Would you transcribe all of the data exactly, down to the last character?

= = =

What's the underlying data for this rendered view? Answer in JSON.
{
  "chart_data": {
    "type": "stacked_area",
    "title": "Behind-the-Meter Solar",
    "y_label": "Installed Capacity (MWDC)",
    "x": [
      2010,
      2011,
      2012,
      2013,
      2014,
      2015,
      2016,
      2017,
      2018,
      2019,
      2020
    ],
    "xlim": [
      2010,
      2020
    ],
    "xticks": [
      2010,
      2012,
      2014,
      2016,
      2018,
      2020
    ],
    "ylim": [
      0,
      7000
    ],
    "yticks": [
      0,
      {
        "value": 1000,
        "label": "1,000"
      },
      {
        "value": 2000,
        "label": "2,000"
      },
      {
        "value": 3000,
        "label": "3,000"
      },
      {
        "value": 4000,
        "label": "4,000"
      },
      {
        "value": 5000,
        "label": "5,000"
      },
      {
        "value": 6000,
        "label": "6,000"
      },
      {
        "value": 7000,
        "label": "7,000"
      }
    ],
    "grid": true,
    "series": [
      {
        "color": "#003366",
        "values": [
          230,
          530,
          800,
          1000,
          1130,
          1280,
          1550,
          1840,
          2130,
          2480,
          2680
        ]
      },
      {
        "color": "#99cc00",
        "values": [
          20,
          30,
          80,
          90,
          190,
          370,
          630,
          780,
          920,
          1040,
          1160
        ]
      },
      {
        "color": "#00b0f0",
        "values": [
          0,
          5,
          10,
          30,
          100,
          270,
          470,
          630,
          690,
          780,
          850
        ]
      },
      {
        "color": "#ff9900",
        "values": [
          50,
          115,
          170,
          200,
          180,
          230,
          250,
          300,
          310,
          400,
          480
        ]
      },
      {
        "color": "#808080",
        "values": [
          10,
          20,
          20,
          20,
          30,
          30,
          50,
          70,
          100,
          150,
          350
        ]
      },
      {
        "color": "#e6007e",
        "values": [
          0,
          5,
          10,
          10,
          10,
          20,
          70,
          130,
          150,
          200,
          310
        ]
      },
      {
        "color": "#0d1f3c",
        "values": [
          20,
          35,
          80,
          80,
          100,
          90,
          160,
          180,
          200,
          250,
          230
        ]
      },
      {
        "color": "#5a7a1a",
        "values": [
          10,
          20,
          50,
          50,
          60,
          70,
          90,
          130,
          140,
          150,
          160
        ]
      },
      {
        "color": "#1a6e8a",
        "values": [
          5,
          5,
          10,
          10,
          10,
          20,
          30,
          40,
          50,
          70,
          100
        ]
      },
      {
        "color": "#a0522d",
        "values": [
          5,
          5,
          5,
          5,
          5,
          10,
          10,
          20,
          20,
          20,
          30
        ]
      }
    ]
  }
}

= = =

Task output:
What's the underlying data for this rendered view? Answer in JSON.
{
  "chart_data": {
    "type": "stacked_area",
    "title": "Behind-the-Meter Solar",
    "y_label": "Installed Capacity (MWDC)",
    "x": [
      2010,
      2011,
      2012,
      2013,
      2014,
      2015,
      2016,
      2017,
      2018,
      2019,
      2020
    ],
    "xlim": [
      2010,
      2020
    ],
    "xticks": [
      2010,
      2012,
      2014,
      2016,
      2018,
      2020
    ],
    "ylim": [
      0,
      7000
    ],
    "yticks": [
      0,
      {
        "value": 1000,
        "label": "1,000"
      },
      {
        "value": 2000,
        "label": "2,000"
      },
      {
        "value": 3000,
        "label": "3,000"
      },
      {
        "value": 4000,
        "label": "4,000"
      },
      {
        "value": 5000,
        "label": "5,000"
      },
      {
        "value": 6000,
        "label": "6,000"
      },
      {
        "value": 7000,
        "label": "7,000"
      }
    ],
    "grid": true,
    "series": [
      {
        "color": "#003366",
        "values": [
          230,
          530,
          800,
          1000,
          1130,
          1280,
          1550,
          1840,
          2130,
          2480,
          2680
        ]
      },
      {
        "color": "#99cc00",
        "values": [
          20,
          30,
          80,
          90,
          190,
          370,
          630,
          780,
          920,
          1040,
          1160
        ]
      },
      {
        "color": "#00b0f0",
        "values": [
          0,
          5,
          10,
          30,
          100,
          270,
          470,
          630,
          690,
          780,
          850
        ]
      },
      {
        "color": "#ff9900",
        "values": [
          50,
          115,
          170,
          200,
          180,
          230,
          250,
          300,
          310,
          400,
          480
        ]
      },
      {
        "color": "#808080",
        "values": [
          10,
          20,
          20,
          20,
          30,
          30,
          50,
          70,
          100,
          150,
          350
        ]
      },
      {
        "color": "#e6007e",
        "values": [
          0,
          5,
          10,
          10,
          10,
          20,
          70,
          130,
          150,
          200,
          310
        ]
      },
      {
        "color": "#0d1f3c",
        "values": [
          20,
          35,
          80,
          80,
          100,
          90,
          160,
          180,
          200,
          250,
          230
        ]
      },
      {
        "color": "#5a7a1a",
        "values": [
          10,
          20,
          50,
          50,
          60,
          70,
          90,
          130,
          140,
          150,
          160
        ]
      },
      {
        "color": "#1a6e8a",
        "values": [
          5,
          5,
          10,
          10,
          10,
          20,
          30,
          40,
          50,
          70,
          100
        ]
      },
      {
        "color": "#a0522d",
        "values": [
          5,
          5,
          5,
          5,
          5,
          10,
          10,
          20,
          20,
          20,
          30
        ]
      }
    ]
  }
}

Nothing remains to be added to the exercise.